## DIRECTIVE
Copy every line that contains the string "Professor" from the entries below.

[Dataset excerpts]

========

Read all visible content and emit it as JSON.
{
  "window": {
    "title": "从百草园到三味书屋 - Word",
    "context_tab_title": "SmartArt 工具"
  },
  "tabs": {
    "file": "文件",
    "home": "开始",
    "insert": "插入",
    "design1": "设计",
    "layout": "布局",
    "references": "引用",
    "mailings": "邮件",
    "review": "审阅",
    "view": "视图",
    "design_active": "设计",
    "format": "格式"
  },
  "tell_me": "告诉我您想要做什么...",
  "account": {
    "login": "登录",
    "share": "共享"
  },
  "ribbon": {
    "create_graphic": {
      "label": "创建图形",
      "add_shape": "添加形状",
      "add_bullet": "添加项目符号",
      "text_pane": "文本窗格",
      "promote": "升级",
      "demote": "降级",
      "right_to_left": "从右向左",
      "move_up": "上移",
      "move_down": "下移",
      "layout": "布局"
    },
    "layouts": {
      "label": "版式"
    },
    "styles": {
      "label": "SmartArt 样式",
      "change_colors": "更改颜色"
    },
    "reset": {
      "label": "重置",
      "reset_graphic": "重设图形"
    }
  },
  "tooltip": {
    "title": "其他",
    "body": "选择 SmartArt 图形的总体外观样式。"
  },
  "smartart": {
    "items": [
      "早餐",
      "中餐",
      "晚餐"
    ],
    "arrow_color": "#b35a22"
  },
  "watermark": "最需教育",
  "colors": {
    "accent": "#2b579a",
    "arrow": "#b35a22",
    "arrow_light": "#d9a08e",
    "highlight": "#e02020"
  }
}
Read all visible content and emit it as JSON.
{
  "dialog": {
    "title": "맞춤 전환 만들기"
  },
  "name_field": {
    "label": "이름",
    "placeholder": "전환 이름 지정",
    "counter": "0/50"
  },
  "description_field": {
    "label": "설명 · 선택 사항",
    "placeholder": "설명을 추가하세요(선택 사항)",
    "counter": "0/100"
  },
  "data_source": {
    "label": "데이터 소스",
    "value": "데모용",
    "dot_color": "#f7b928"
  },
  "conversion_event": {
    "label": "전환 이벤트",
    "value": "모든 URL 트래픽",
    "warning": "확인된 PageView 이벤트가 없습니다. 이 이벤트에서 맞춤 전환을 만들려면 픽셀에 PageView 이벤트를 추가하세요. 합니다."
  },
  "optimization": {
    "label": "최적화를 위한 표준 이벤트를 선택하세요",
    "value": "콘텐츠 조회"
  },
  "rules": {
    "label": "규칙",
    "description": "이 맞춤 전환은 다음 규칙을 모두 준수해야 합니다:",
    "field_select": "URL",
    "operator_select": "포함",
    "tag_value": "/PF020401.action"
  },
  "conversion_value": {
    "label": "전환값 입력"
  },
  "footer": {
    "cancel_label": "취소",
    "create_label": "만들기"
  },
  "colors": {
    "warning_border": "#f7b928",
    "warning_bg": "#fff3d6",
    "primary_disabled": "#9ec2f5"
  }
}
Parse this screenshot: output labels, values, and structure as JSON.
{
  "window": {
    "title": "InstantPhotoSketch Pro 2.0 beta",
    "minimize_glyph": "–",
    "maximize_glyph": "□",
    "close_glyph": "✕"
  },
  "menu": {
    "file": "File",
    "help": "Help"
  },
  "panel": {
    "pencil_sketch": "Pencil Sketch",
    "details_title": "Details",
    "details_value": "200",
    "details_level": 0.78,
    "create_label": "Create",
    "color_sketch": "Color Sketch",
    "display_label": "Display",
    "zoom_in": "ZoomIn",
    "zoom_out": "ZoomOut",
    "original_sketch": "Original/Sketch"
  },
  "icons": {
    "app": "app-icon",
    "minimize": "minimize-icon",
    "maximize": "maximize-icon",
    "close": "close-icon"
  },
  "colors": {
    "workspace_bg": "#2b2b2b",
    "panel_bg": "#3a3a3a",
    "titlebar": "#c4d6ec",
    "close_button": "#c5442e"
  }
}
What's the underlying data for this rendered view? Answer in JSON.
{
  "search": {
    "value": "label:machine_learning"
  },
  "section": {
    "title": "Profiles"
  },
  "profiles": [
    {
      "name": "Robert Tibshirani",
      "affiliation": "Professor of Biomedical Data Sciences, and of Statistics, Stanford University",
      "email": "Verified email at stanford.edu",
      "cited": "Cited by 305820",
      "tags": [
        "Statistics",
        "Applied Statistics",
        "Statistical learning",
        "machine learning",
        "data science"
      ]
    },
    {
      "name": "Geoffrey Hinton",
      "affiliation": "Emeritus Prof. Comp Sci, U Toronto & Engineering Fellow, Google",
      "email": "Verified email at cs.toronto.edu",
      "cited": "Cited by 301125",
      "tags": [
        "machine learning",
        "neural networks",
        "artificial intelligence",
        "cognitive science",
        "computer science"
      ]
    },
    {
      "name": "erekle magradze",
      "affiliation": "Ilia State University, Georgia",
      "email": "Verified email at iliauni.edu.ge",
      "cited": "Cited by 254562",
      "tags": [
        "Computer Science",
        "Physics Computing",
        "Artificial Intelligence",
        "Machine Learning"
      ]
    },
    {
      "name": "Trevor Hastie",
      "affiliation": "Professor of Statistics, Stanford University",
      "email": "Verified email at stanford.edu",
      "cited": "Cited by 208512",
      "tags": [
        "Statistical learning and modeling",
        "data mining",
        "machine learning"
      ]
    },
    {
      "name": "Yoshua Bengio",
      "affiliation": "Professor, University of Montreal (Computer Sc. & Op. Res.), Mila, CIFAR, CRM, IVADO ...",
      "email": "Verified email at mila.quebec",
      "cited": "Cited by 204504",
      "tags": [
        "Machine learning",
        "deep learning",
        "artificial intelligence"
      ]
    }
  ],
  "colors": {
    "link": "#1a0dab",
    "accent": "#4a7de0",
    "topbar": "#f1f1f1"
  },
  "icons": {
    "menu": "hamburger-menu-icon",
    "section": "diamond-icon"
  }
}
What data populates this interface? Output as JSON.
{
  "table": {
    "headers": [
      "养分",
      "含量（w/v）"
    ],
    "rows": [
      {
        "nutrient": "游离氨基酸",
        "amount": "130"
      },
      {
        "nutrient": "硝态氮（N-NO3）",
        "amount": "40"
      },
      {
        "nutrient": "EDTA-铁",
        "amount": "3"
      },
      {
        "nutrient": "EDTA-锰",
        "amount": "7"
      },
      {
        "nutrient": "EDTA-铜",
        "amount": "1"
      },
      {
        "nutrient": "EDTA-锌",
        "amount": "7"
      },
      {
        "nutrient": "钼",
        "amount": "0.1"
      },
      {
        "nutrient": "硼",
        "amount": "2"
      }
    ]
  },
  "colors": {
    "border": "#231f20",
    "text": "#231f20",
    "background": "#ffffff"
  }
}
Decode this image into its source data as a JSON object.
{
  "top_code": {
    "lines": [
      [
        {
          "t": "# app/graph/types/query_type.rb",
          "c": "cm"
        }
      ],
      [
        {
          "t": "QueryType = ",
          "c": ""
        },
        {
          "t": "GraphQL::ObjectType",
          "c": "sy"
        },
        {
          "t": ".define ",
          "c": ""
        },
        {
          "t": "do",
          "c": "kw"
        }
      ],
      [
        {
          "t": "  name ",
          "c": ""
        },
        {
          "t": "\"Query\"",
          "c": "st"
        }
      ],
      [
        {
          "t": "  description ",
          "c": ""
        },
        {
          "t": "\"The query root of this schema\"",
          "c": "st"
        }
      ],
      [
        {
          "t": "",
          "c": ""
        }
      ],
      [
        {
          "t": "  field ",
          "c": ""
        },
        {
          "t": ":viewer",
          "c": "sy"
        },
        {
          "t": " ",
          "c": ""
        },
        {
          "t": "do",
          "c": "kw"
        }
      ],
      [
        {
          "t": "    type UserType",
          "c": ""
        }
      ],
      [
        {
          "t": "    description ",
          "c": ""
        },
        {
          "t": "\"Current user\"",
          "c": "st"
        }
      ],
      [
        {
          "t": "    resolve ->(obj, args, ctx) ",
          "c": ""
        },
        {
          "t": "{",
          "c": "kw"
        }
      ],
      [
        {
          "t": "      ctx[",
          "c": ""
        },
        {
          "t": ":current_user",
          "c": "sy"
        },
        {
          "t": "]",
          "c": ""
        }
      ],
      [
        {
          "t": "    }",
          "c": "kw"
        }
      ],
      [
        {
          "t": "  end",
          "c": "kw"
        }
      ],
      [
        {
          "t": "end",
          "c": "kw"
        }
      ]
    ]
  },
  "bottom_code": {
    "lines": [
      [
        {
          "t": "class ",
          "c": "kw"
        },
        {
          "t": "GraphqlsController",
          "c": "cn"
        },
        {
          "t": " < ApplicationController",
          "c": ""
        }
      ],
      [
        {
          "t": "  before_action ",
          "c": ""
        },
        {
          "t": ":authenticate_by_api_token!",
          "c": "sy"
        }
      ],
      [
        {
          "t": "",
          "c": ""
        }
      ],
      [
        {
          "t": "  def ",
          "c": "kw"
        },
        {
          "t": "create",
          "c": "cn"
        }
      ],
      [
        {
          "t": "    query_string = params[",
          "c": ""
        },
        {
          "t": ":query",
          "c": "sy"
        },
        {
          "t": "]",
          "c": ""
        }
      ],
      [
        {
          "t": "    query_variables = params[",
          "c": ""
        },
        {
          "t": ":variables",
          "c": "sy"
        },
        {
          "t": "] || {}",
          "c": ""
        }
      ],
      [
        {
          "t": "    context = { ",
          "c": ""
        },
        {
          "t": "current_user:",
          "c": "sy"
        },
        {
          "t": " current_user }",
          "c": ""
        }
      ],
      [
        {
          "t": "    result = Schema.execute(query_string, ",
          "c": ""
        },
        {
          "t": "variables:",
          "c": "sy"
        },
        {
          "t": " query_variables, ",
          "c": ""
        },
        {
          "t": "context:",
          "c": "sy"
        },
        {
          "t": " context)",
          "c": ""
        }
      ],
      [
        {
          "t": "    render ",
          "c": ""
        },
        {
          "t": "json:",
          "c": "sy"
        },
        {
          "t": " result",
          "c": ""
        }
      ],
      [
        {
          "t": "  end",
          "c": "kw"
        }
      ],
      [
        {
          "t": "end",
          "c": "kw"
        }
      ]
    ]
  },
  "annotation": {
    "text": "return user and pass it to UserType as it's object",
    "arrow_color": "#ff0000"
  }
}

========

## ANSWER TO THE TASK
      "affiliation": "Professor of Biomedical Data Sciences, and of Statistics, Stanford University",
      "affiliation": "Professor of Statistics, Stanford University",
      "affiliation": "Professor, University of Montreal (Computer Sc. & Op. Res.), Mila, CIFAR, CRM, IVADO ...",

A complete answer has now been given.